═════ DATA LISTING ═════
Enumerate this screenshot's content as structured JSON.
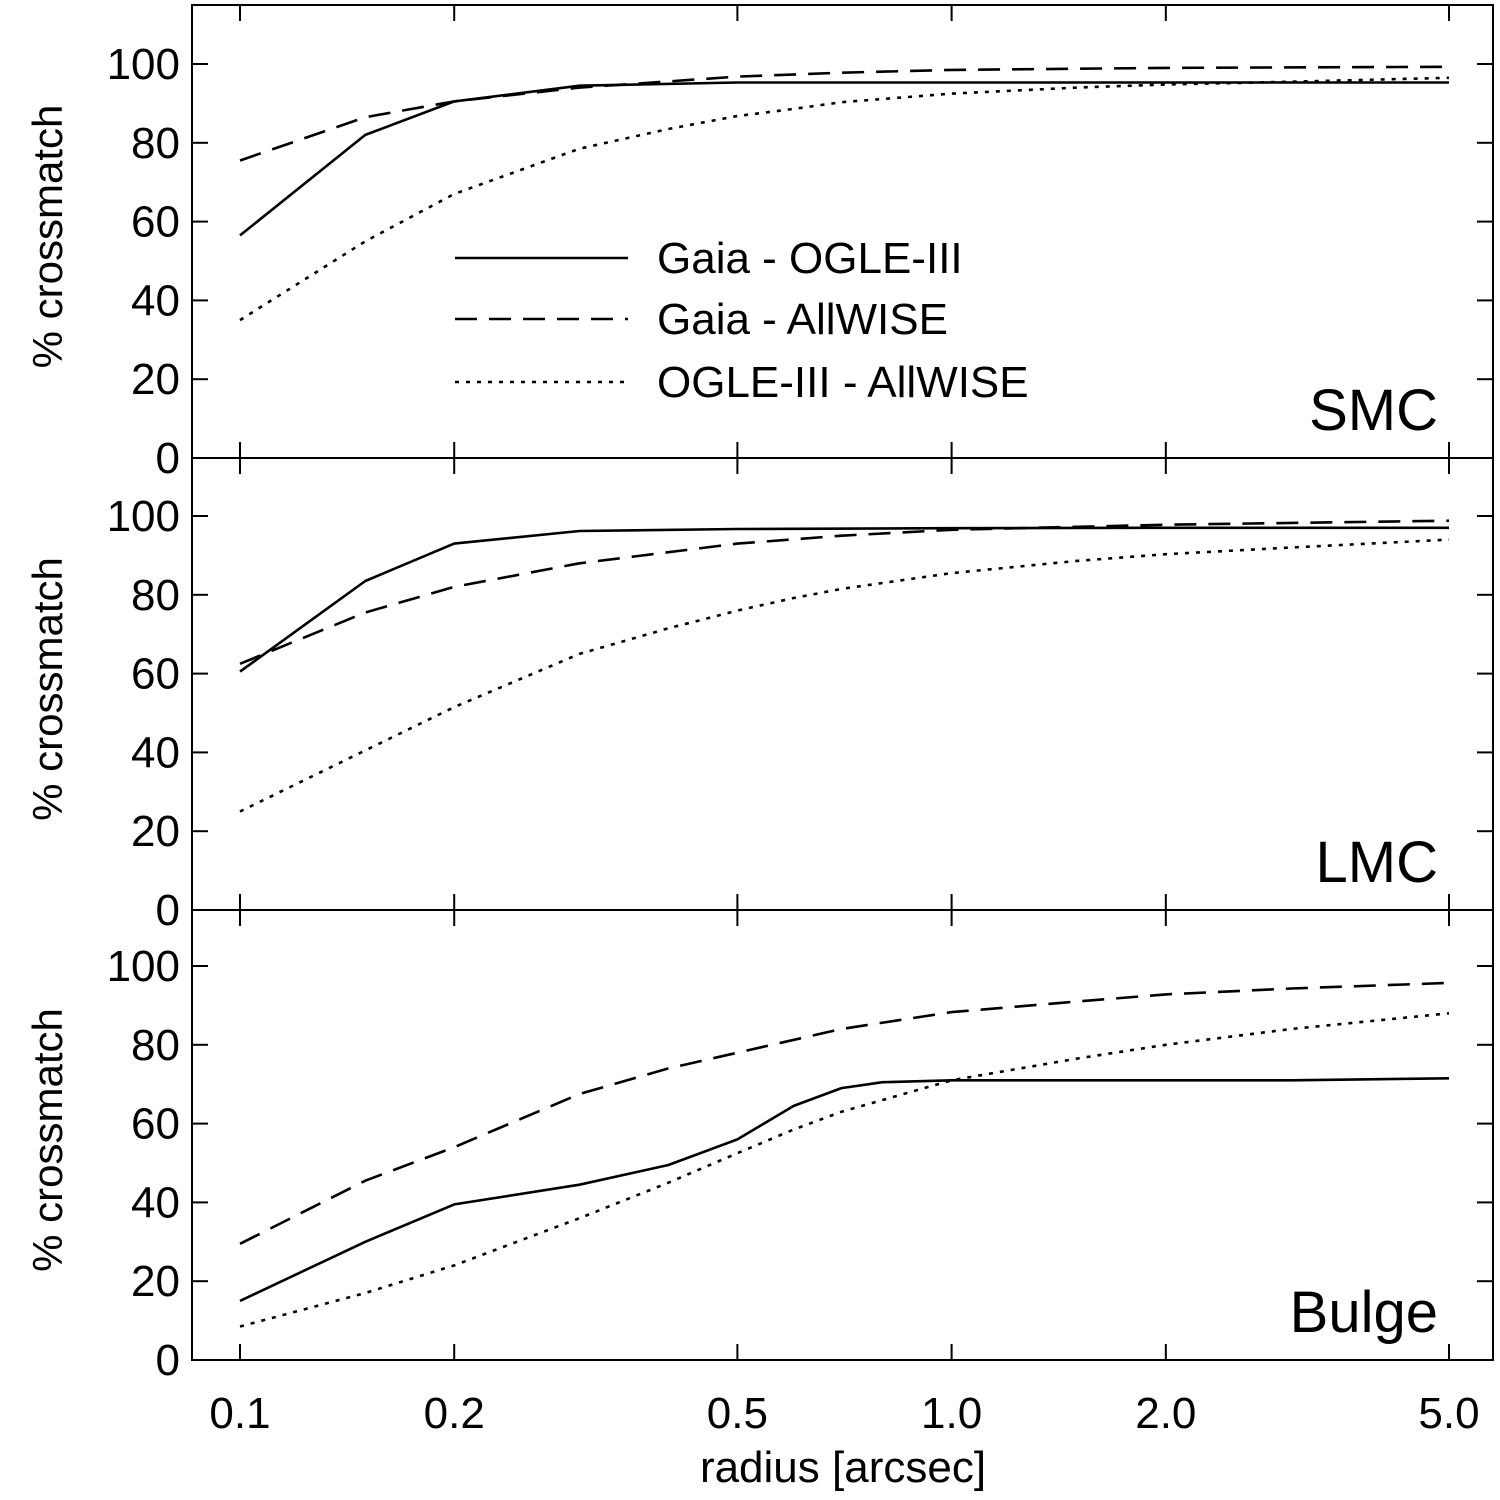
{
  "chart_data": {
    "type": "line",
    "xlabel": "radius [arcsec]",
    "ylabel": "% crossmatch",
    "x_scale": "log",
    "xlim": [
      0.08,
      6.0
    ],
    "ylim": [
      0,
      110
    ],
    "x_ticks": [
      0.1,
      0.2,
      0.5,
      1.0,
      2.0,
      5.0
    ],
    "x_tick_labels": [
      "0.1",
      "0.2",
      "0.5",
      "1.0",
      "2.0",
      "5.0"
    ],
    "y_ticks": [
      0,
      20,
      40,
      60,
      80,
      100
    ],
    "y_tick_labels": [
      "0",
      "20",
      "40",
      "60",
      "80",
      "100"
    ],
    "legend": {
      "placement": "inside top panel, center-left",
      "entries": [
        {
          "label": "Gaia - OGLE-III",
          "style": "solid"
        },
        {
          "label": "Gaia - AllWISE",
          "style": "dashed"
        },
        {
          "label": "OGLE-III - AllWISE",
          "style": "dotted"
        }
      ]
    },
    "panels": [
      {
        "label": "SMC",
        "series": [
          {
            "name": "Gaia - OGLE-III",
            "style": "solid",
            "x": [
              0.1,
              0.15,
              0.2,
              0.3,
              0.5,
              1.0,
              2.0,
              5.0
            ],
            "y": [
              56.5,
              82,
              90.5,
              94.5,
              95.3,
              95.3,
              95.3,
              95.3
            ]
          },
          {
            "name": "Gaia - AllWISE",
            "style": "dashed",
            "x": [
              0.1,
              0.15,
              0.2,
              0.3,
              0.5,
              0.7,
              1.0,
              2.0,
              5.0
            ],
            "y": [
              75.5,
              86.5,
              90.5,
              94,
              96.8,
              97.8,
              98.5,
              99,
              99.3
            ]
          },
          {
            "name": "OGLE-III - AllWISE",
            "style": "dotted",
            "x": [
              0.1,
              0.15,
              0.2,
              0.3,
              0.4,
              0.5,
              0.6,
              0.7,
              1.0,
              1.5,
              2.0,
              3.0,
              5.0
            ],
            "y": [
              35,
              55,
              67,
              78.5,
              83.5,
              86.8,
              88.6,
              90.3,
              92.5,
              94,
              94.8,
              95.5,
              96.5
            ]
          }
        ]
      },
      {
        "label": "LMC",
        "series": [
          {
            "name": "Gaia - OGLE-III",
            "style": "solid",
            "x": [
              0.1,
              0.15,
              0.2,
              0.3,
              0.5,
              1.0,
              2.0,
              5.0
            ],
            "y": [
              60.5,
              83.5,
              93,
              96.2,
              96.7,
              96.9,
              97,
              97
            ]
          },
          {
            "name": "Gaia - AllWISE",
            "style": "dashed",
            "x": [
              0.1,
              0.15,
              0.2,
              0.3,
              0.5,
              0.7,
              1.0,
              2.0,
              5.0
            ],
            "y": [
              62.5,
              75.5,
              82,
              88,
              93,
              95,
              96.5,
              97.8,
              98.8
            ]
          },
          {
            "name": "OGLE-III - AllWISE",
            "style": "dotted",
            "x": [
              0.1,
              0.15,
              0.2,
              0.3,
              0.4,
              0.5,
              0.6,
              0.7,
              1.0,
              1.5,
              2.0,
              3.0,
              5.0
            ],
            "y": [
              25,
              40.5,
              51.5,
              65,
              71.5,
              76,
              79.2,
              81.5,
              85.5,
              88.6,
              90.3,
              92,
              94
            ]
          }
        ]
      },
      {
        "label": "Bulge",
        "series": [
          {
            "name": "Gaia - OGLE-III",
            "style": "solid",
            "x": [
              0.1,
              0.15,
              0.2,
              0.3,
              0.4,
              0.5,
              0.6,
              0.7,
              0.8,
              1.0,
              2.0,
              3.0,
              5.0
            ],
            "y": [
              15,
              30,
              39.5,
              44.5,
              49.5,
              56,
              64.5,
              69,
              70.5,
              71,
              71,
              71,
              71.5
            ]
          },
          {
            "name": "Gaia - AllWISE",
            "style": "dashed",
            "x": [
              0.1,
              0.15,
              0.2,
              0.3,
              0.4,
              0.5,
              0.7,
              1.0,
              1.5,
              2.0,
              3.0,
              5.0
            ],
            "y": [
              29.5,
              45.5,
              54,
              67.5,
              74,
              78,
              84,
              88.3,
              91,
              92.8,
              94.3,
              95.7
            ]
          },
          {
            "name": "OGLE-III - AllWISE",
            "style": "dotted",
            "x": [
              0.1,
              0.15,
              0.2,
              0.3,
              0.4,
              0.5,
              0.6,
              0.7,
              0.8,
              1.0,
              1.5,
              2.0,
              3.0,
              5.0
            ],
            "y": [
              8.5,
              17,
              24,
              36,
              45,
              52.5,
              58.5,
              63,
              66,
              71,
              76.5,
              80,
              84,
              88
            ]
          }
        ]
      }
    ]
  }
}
═════
PROBLEM TO WORK ON >> Leave out the pictures and repeat everything else in the records exactly.

RESPONSE >>
Enumerate this screenshot's content as structured JSON.
{
  "chart_data": {
    "type": "line",
    "xlabel": "radius [arcsec]",
    "ylabel": "% crossmatch",
    "x_scale": "log",
    "xlim": [
      0.08,
      6.0
    ],
    "ylim": [
      0,
      110
    ],
    "x_ticks": [
      0.1,
      0.2,
      0.5,
      1.0,
      2.0,
      5.0
    ],
    "x_tick_labels": [
      "0.1",
      "0.2",
      "0.5",
      "1.0",
      "2.0",
      "5.0"
    ],
    "y_ticks": [
      0,
      20,
      40,
      60,
      80,
      100
    ],
    "y_tick_labels": [
      "0",
      "20",
      "40",
      "60",
      "80",
      "100"
    ],
    "legend": {
      "placement": "inside top panel, center-left",
      "entries": [
        {
          "label": "Gaia - OGLE-III",
          "style": "solid"
        },
        {
          "label": "Gaia - AllWISE",
          "style": "dashed"
        },
        {
          "label": "OGLE-III - AllWISE",
          "style": "dotted"
        }
      ]
    },
    "panels": [
      {
        "label": "SMC",
        "series": [
          {
            "name": "Gaia - OGLE-III",
            "style": "solid",
            "x": [
              0.1,
              0.15,
              0.2,
              0.3,
              0.5,
              1.0,
              2.0,
              5.0
            ],
            "y": [
              56.5,
              82,
              90.5,
              94.5,
              95.3,
              95.3,
              95.3,
              95.3
            ]
          },
          {
            "name": "Gaia - AllWISE",
            "style": "dashed",
            "x": [
              0.1,
              0.15,
              0.2,
              0.3,
              0.5,
              0.7,
              1.0,
              2.0,
              5.0
            ],
            "y": [
              75.5,
              86.5,
              90.5,
              94,
              96.8,
              97.8,
              98.5,
              99,
              99.3
            ]
          },
          {
            "name": "OGLE-III - AllWISE",
            "style": "dotted",
            "x": [
              0.1,
              0.15,
              0.2,
              0.3,
              0.4,
              0.5,
              0.6,
              0.7,
              1.0,
              1.5,
              2.0,
              3.0,
              5.0
            ],
            "y": [
              35,
              55,
              67,
              78.5,
              83.5,
              86.8,
              88.6,
              90.3,
              92.5,
              94,
              94.8,
              95.5,
              96.5
            ]
          }
        ]
      },
      {
        "label": "LMC",
        "series": [
          {
            "name": "Gaia - OGLE-III",
            "style": "solid",
            "x": [
              0.1,
              0.15,
              0.2,
              0.3,
              0.5,
              1.0,
              2.0,
              5.0
            ],
            "y": [
              60.5,
              83.5,
              93,
              96.2,
              96.7,
              96.9,
              97,
              97
            ]
          },
          {
            "name": "Gaia - AllWISE",
            "style": "dashed",
            "x": [
              0.1,
              0.15,
              0.2,
              0.3,
              0.5,
              0.7,
              1.0,
              2.0,
              5.0
            ],
            "y": [
              62.5,
              75.5,
              82,
              88,
              93,
              95,
              96.5,
              97.8,
              98.8
            ]
          },
          {
            "name": "OGLE-III - AllWISE",
            "style": "dotted",
            "x": [
              0.1,
              0.15,
              0.2,
              0.3,
              0.4,
              0.5,
              0.6,
              0.7,
              1.0,
              1.5,
              2.0,
              3.0,
              5.0
            ],
            "y": [
              25,
              40.5,
              51.5,
              65,
              71.5,
              76,
              79.2,
              81.5,
              85.5,
              88.6,
              90.3,
              92,
              94
            ]
          }
        ]
      },
      {
        "label": "Bulge",
        "series": [
          {
            "name": "Gaia - OGLE-III",
            "style": "solid",
            "x": [
              0.1,
              0.15,
              0.2,
              0.3,
              0.4,
              0.5,
              0.6,
              0.7,
              0.8,
              1.0,
              2.0,
              3.0,
              5.0
            ],
            "y": [
              15,
              30,
              39.5,
              44.5,
              49.5,
              56,
              64.5,
              69,
              70.5,
              71,
              71,
              71,
              71.5
            ]
          },
          {
            "name": "Gaia - AllWISE",
            "style": "dashed",
            "x": [
              0.1,
              0.15,
              0.2,
              0.3,
              0.4,
              0.5,
              0.7,
              1.0,
              1.5,
              2.0,
              3.0,
              5.0
            ],
            "y": [
              29.5,
              45.5,
              54,
              67.5,
              74,
              78,
              84,
              88.3,
              91,
              92.8,
              94.3,
              95.7
            ]
          },
          {
            "name": "OGLE-III - AllWISE",
            "style": "dotted",
            "x": [
              0.1,
              0.15,
              0.2,
              0.3,
              0.4,
              0.5,
              0.6,
              0.7,
              0.8,
              1.0,
              1.5,
              2.0,
              3.0,
              5.0
            ],
            "y": [
              8.5,
              17,
              24,
              36,
              45,
              52.5,
              58.5,
              63,
              66,
              71,
              76.5,
              80,
              84,
              88
            ]
          }
        ]
      }
    ]
  }
}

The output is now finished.